## [Set task]
Copy each line of the listing below exactly.

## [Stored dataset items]
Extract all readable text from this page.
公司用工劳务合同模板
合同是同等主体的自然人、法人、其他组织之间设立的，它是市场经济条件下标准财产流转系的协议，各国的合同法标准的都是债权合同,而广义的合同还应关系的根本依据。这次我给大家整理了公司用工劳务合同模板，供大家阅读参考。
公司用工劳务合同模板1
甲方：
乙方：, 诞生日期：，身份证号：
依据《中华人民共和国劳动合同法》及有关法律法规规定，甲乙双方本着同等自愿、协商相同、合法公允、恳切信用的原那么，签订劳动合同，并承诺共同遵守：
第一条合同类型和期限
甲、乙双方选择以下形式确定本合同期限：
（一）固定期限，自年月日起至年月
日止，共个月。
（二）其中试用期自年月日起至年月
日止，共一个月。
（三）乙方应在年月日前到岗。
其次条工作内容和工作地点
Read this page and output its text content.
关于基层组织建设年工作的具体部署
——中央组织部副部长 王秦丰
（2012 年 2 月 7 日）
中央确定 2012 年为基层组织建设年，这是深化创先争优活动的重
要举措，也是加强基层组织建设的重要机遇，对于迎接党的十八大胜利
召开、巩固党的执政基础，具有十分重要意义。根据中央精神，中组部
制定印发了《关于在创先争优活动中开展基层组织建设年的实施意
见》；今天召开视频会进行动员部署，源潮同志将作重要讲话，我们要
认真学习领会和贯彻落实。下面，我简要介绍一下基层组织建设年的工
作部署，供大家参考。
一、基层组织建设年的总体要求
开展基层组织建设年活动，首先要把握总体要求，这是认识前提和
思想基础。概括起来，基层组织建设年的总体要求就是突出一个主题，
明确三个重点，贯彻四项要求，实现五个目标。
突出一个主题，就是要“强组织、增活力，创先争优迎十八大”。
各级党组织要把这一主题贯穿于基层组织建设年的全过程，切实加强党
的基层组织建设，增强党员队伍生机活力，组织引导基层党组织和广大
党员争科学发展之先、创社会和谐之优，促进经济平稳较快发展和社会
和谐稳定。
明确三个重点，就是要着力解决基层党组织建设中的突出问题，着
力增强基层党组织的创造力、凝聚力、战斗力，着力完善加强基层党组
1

## [Full output]
Extract all readable text from this page.
公司用工劳务合同模板
合同是同等主体的自然人、法人、其他组织之间设立的，它是市场经济条件下标准财产流转系的协议，各国的合同法标准的都是债权合同,而广义的合同还应关系的根本依据。这次我给大家整理了公司用工劳务合同模板，供大家阅读参考。
公司用工劳务合同模板1
甲方：
乙方：, 诞生日期：，身份证号：
依据《中华人民共和国劳动合同法》及有关法律法规规定，甲乙双方本着同等自愿、协商相同、合法公允、恳切信用的原那么，签订劳动合同，并承诺共同遵守：
第一条合同类型和期限
甲、乙双方选择以下形式确定本合同期限：
（一）固定期限，自年月日起至年月
日止，共个月。
（二）其中试用期自年月日起至年月
日止，共一个月。
（三）乙方应在年月日前到岗。
其次条工作内容和工作地点
Read this page and output its text content.
关于基层组织建设年工作的具体部署
——中央组织部副部长 王秦丰
（2012 年 2 月 7 日）
中央确定 2012 年为基层组织建设年，这是深化创先争优活动的重
要举措，也是加强基层组织建设的重要机遇，对于迎接党的十八大胜利
召开、巩固党的执政基础，具有十分重要意义。根据中央精神，中组部
制定印发了《关于在创先争优活动中开展基层组织建设年的实施意
见》；今天召开视频会进行动员部署，源潮同志将作重要讲话，我们要
认真学习领会和贯彻落实。下面，我简要介绍一下基层组织建设年的工
作部署，供大家参考。
一、基层组织建设年的总体要求
开展基层组织建设年活动，首先要把握总体要求，这是认识前提和
思想基础。概括起来，基层组织建设年的总体要求就是突出一个主题，
明确三个重点，贯彻四项要求，实现五个目标。
突出一个主题，就是要“强组织、增活力，创先争优迎十八大”。
各级党组织要把这一主题贯穿于基层组织建设年的全过程，切实加强党
的基层组织建设，增强党员队伍生机活力，组织引导基层党组织和广大
党员争科学发展之先、创社会和谐之优，促进经济平稳较快发展和社会
和谐稳定。
明确三个重点，就是要着力解决基层党组织建设中的突出问题，着
力增强基层党组织的创造力、凝聚力、战斗力，着力完善加强基层党组
1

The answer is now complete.